The records below must be output exactly, without pictures.

Stored data:
-=-=-

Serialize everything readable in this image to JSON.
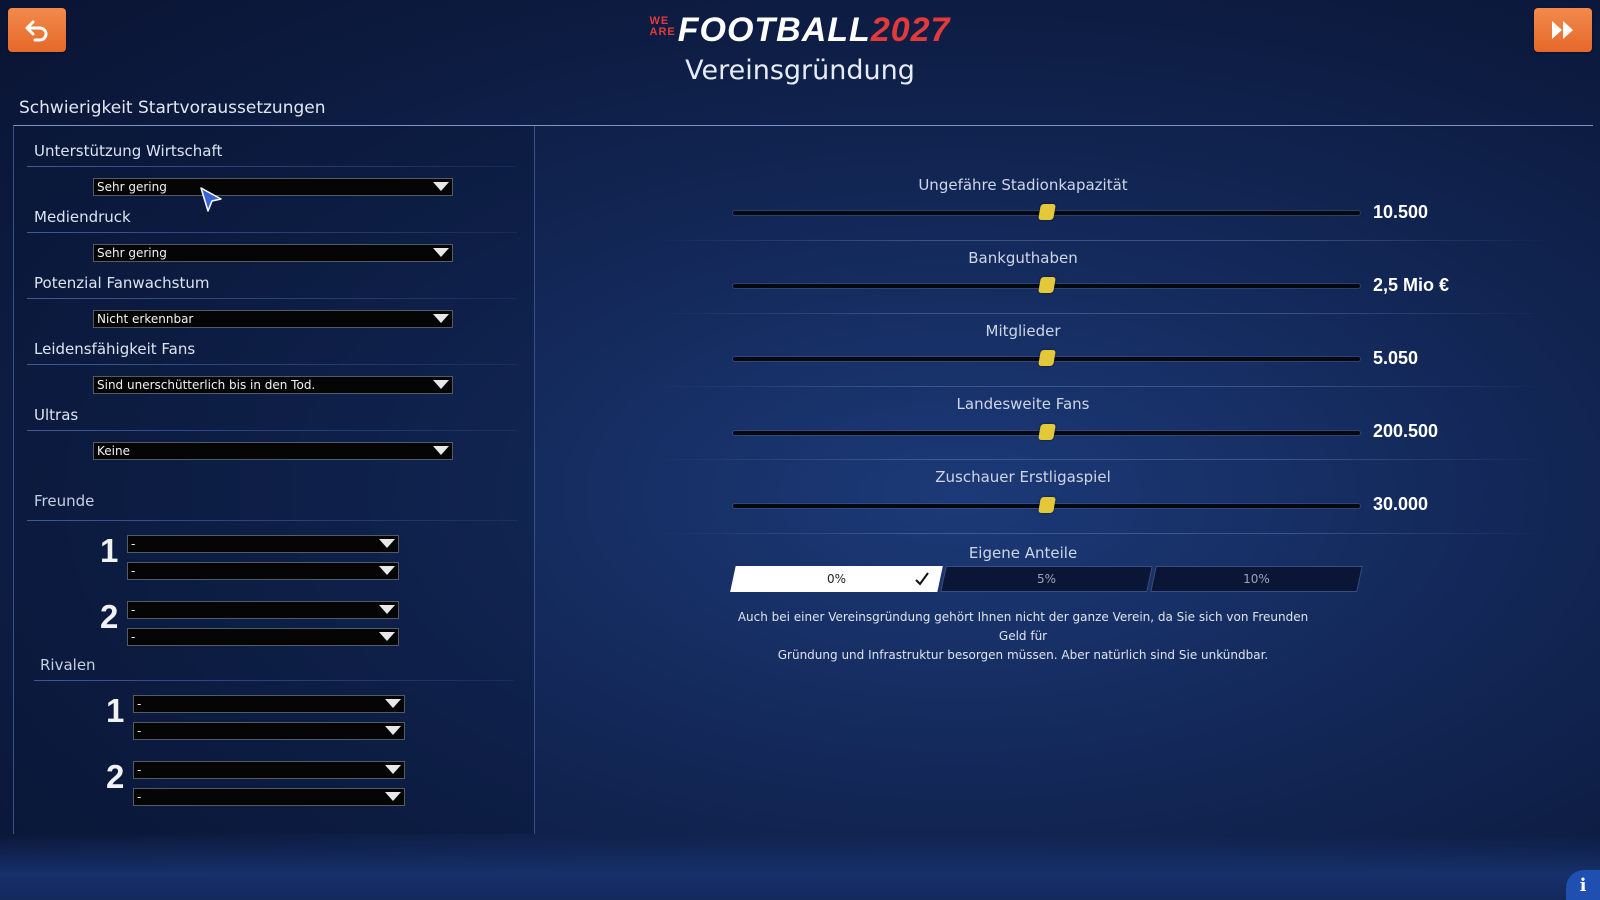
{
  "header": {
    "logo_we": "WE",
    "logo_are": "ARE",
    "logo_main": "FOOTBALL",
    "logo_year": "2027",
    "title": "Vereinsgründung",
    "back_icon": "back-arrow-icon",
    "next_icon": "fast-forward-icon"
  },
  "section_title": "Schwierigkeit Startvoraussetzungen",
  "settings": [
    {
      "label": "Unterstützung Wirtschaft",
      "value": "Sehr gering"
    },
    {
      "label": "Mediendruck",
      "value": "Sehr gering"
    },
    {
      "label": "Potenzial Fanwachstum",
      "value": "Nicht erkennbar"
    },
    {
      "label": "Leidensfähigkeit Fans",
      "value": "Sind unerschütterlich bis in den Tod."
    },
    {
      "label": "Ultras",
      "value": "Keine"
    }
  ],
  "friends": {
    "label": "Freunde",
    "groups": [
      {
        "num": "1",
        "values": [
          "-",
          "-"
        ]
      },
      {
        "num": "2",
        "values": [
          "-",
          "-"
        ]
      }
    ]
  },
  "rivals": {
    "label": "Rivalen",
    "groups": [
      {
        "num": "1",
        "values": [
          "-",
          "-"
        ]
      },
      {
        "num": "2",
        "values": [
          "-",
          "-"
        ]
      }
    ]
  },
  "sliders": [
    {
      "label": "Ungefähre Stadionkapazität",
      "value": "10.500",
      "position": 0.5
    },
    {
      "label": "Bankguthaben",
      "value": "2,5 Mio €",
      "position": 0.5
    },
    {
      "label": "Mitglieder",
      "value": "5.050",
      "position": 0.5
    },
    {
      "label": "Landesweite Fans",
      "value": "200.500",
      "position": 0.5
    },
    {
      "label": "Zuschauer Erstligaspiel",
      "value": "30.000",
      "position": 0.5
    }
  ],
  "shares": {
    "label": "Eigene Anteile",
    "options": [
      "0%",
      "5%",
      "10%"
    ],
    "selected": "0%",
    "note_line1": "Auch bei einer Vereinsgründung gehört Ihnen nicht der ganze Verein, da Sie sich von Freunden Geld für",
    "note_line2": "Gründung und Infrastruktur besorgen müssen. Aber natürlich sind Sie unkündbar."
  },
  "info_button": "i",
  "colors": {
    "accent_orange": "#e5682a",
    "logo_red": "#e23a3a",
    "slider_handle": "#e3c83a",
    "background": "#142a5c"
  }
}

-=-=-

Finished task:
Serialize everything readable in this image to JSON.
{
  "header": {
    "logo_we": "WE",
    "logo_are": "ARE",
    "logo_main": "FOOTBALL",
    "logo_year": "2027",
    "title": "Vereinsgründung",
    "back_icon": "back-arrow-icon",
    "next_icon": "fast-forward-icon"
  },
  "section_title": "Schwierigkeit Startvoraussetzungen",
  "settings": [
    {
      "label": "Unterstützung Wirtschaft",
      "value": "Sehr gering"
    },
    {
      "label": "Mediendruck",
      "value": "Sehr gering"
    },
    {
      "label": "Potenzial Fanwachstum",
      "value": "Nicht erkennbar"
    },
    {
      "label": "Leidensfähigkeit Fans",
      "value": "Sind unerschütterlich bis in den Tod."
    },
    {
      "label": "Ultras",
      "value": "Keine"
    }
  ],
  "friends": {
    "label": "Freunde",
    "groups": [
      {
        "num": "1",
        "values": [
          "-",
          "-"
        ]
      },
      {
        "num": "2",
        "values": [
          "-",
          "-"
        ]
      }
    ]
  },
  "rivals": {
    "label": "Rivalen",
    "groups": [
      {
        "num": "1",
        "values": [
          "-",
          "-"
        ]
      },
      {
        "num": "2",
        "values": [
          "-",
          "-"
        ]
      }
    ]
  },
  "sliders": [
    {
      "label": "Ungefähre Stadionkapazität",
      "value": "10.500",
      "position": 0.5
    },
    {
      "label": "Bankguthaben",
      "value": "2,5 Mio €",
      "position": 0.5
    },
    {
      "label": "Mitglieder",
      "value": "5.050",
      "position": 0.5
    },
    {
      "label": "Landesweite Fans",
      "value": "200.500",
      "position": 0.5
    },
    {
      "label": "Zuschauer Erstligaspiel",
      "value": "30.000",
      "position": 0.5
    }
  ],
  "shares": {
    "label": "Eigene Anteile",
    "options": [
      "0%",
      "5%",
      "10%"
    ],
    "selected": "0%",
    "note_line1": "Auch bei einer Vereinsgründung gehört Ihnen nicht der ganze Verein, da Sie sich von Freunden Geld für",
    "note_line2": "Gründung und Infrastruktur besorgen müssen. Aber natürlich sind Sie unkündbar."
  },
  "info_button": "i",
  "colors": {
    "accent_orange": "#e5682a",
    "logo_red": "#e23a3a",
    "slider_handle": "#e3c83a",
    "background": "#142a5c"
  }
}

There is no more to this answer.